- **Collection entries**
★ ★ ★ ★ ★ ★ ★

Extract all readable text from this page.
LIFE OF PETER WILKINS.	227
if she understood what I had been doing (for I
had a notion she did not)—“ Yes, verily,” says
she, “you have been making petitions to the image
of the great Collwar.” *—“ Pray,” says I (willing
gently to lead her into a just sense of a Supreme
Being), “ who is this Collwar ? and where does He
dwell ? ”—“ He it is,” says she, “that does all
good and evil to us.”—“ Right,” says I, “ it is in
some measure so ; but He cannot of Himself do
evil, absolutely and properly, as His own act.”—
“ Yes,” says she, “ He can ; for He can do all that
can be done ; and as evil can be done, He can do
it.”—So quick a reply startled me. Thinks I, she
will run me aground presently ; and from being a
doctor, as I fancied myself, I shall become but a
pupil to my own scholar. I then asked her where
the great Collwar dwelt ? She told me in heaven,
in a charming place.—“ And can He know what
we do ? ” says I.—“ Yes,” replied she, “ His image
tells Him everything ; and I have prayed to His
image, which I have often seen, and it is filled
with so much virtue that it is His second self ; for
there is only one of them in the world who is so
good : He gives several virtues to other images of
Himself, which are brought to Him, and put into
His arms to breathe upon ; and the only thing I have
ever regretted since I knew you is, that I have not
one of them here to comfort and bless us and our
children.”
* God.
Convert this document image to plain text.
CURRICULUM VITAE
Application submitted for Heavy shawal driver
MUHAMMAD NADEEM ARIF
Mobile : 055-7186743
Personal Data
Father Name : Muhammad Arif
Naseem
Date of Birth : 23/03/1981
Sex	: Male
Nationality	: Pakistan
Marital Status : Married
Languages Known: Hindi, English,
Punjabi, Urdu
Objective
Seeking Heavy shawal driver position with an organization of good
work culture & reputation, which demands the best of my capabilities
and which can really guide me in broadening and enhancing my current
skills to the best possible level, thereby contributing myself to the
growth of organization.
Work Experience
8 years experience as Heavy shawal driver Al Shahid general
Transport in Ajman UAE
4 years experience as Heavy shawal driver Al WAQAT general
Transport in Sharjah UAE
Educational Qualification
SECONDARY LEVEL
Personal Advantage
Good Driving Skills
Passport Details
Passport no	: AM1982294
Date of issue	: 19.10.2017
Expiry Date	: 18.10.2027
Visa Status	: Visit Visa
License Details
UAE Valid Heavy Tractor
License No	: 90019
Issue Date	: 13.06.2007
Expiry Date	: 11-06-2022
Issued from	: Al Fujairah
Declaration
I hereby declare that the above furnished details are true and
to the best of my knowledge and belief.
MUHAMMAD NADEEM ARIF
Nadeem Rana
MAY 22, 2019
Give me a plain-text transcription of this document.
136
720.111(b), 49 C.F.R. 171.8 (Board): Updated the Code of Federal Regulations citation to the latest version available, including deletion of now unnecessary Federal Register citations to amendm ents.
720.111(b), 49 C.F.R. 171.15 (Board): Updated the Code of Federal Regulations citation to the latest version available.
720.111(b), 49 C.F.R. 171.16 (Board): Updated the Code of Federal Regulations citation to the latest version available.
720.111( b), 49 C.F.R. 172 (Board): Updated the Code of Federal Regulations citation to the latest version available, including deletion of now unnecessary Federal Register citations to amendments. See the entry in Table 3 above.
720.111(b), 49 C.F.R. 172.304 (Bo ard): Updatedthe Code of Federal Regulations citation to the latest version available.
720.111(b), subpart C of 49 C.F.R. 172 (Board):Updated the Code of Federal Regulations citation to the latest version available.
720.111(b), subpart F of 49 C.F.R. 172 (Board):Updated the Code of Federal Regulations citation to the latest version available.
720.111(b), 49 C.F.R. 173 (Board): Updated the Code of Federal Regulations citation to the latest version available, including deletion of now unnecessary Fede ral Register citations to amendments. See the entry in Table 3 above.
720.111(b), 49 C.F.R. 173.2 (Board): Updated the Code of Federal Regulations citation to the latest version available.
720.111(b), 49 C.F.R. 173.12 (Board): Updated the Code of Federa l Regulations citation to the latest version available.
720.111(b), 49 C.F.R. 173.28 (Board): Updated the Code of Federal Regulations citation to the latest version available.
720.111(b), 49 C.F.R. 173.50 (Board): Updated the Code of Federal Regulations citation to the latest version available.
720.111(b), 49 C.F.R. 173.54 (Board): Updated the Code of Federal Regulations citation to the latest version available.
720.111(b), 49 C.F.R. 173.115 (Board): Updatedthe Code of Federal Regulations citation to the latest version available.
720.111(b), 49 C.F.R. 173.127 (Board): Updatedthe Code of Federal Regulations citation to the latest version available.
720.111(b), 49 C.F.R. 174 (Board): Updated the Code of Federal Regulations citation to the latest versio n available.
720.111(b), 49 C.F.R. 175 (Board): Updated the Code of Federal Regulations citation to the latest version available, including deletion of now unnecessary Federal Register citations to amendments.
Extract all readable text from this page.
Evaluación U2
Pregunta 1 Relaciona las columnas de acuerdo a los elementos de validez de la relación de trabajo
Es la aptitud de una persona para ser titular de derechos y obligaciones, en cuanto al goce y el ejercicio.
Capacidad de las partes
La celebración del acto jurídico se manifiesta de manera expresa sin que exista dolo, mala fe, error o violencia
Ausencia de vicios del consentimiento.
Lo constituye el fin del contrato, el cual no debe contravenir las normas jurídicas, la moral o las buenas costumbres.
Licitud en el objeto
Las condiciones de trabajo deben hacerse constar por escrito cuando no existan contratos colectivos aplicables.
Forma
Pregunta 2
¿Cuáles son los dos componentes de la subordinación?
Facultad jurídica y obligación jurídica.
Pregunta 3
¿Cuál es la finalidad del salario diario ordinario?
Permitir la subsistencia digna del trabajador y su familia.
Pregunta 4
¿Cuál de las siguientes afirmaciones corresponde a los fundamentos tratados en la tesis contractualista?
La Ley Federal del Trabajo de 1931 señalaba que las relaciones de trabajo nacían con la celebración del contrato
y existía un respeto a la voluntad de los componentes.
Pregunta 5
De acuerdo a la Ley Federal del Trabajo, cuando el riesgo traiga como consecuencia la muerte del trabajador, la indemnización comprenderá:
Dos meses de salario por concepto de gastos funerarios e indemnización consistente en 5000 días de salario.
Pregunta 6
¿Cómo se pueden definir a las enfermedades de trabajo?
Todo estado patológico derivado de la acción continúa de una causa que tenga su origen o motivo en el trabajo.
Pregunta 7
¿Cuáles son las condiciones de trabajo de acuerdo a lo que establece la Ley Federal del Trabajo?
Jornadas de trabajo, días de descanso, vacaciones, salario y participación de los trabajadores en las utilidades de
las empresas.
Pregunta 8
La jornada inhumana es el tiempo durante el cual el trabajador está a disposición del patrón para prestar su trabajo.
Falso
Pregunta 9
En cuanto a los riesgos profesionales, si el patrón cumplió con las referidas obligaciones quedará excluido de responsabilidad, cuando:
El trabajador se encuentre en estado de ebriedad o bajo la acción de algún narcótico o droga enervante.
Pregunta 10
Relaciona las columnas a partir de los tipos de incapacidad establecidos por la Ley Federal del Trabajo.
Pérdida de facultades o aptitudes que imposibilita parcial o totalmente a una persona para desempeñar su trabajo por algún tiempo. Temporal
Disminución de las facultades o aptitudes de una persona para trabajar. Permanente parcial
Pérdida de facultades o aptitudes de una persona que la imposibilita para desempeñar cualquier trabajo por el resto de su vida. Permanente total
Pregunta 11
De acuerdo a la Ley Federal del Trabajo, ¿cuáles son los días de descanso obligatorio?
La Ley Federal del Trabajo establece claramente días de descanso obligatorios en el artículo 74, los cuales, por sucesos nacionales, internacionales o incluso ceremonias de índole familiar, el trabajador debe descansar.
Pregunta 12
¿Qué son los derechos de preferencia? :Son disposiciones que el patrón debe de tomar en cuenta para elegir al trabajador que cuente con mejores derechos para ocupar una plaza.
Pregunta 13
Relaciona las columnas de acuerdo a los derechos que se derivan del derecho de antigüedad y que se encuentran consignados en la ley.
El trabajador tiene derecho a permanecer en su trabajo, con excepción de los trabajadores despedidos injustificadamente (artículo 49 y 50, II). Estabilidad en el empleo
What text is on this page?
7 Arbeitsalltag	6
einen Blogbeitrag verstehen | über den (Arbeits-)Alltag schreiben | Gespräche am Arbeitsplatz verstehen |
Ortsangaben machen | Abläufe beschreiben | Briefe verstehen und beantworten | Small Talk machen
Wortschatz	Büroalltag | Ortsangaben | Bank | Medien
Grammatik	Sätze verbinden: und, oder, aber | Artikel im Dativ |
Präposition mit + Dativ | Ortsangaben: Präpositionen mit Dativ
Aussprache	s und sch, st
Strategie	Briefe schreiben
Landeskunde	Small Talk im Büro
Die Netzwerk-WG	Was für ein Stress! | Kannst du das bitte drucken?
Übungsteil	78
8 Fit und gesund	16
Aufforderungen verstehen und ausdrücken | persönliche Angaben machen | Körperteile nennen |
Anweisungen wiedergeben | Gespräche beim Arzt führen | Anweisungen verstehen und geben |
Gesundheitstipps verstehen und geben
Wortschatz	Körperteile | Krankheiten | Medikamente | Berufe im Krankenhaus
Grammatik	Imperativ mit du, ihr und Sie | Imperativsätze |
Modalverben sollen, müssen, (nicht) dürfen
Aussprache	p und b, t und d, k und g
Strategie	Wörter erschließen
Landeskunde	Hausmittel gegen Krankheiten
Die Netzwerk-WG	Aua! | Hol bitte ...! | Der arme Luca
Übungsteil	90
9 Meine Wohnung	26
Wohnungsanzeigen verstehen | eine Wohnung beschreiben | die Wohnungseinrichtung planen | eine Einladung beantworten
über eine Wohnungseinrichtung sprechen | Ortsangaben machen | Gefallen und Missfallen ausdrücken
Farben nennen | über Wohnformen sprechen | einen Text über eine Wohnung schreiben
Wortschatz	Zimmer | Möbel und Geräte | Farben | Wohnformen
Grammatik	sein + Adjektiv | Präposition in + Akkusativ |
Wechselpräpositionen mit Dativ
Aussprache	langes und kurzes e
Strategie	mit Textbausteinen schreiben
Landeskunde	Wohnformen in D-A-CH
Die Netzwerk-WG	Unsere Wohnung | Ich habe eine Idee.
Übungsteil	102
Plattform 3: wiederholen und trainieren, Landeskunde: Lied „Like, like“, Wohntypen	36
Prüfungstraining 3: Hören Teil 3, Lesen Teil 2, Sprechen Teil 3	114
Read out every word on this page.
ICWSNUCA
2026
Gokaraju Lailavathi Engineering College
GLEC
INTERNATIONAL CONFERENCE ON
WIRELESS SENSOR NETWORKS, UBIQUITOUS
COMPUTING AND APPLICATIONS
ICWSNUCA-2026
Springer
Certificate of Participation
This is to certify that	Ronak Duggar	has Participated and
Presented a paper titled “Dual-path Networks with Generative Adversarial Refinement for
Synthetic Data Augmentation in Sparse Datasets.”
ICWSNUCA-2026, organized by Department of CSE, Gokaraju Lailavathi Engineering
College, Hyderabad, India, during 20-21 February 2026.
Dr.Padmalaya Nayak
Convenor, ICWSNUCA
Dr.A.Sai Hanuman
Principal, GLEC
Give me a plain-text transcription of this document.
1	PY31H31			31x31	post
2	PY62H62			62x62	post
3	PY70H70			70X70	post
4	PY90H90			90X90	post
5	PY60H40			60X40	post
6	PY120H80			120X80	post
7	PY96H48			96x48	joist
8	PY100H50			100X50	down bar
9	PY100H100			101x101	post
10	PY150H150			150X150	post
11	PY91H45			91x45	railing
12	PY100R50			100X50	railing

★ ★ ★ ★ ★ ★ ★

- **Task goal**
Write the lines out verbatim, from the one with "Read out every word on this page." through the last line of the entries, and stop there.

- **Response to the exercise**
Read out every word on this page.
ICWSNUCA
2026
Gokaraju Lailavathi Engineering College
GLEC
INTERNATIONAL CONFERENCE ON
WIRELESS SENSOR NETWORKS, UBIQUITOUS
COMPUTING AND APPLICATIONS
ICWSNUCA-2026
Springer
Certificate of Participation
This is to certify that	Ronak Duggar	has Participated and
Presented a paper titled “Dual-path Networks with Generative Adversarial Refinement for
Synthetic Data Augmentation in Sparse Datasets.”
ICWSNUCA-2026, organized by Department of CSE, Gokaraju Lailavathi Engineering
College, Hyderabad, India, during 20-21 February 2026.
Dr.Padmalaya Nayak
Convenor, ICWSNUCA
Dr.A.Sai Hanuman
Principal, GLEC
Give me a plain-text transcription of this document.
1	PY31H31			31x31	post
2	PY62H62			62x62	post
3	PY70H70			70X70	post
4	PY90H90			90X90	post
5	PY60H40			60X40	post
6	PY120H80			120X80	post
7	PY96H48			96x48	joist
8	PY100H50			100X50	down bar
9	PY100H100			101x101	post
10	PY150H150			150X150	post
11	PY91H45			91x45	railing
12	PY100R50			100X50	railing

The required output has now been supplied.